◆ Saved data entries ◆
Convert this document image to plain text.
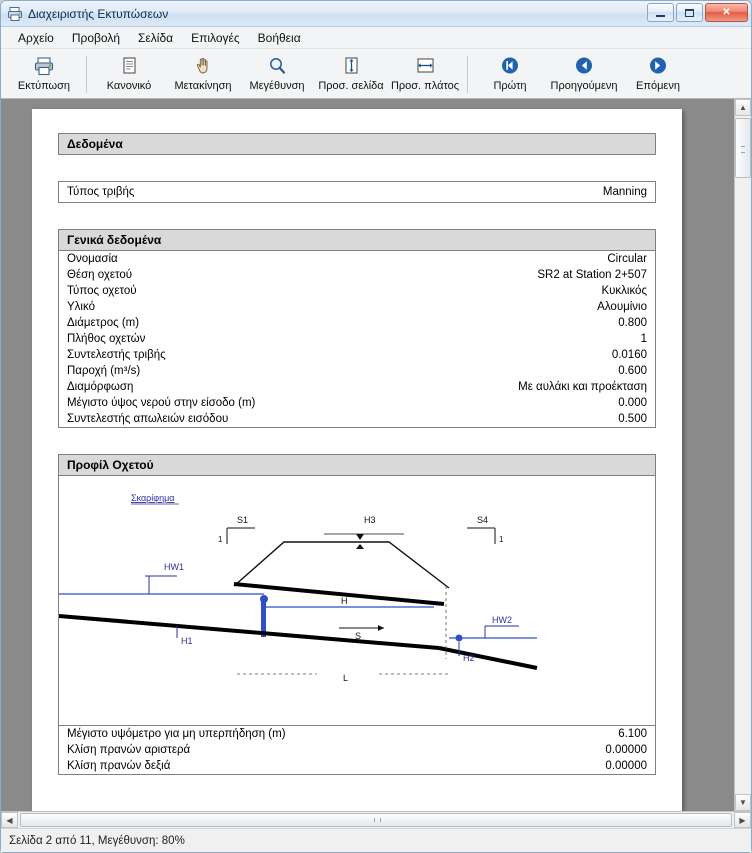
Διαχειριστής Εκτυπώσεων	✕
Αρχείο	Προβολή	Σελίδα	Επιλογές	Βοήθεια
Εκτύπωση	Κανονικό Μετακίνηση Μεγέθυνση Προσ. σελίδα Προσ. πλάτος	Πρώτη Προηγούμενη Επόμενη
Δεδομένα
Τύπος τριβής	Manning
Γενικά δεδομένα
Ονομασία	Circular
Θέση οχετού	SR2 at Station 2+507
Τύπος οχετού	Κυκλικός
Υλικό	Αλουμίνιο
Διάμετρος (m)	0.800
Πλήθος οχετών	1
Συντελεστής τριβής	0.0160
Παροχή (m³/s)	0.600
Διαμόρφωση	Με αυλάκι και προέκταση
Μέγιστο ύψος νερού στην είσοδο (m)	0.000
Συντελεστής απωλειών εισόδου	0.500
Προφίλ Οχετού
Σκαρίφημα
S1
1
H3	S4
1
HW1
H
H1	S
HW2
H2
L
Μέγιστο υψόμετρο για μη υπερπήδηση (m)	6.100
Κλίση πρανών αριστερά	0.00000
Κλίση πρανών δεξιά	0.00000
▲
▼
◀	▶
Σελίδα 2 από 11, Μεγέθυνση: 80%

◆ PROBLEM TO SOLVE ◆
Restate the full listing verbatim and drop every picture.

◆ SOLUTION FOR THIS TASK ◆
Convert this document image to plain text.
Διαχειριστής Εκτυπώσεων	✕
Αρχείο	Προβολή	Σελίδα	Επιλογές	Βοήθεια
Εκτύπωση	Κανονικό Μετακίνηση Μεγέθυνση Προσ. σελίδα Προσ. πλάτος	Πρώτη Προηγούμενη Επόμενη
Δεδομένα
Τύπος τριβής	Manning
Γενικά δεδομένα
Ονομασία	Circular
Θέση οχετού	SR2 at Station 2+507
Τύπος οχετού	Κυκλικός
Υλικό	Αλουμίνιο
Διάμετρος (m)	0.800
Πλήθος οχετών	1
Συντελεστής τριβής	0.0160
Παροχή (m³/s)	0.600
Διαμόρφωση	Με αυλάκι και προέκταση
Μέγιστο ύψος νερού στην είσοδο (m)	0.000
Συντελεστής απωλειών εισόδου	0.500
Προφίλ Οχετού
Σκαρίφημα
S1
1
H3	S4
1
HW1
H
H1	S
HW2
H2
L
Μέγιστο υψόμετρο για μη υπερπήδηση (m)	6.100
Κλίση πρανών αριστερά	0.00000
Κλίση πρανών δεξιά	0.00000
▲
▼
◀	▶
Σελίδα 2 από 11, Μεγέθυνση: 80%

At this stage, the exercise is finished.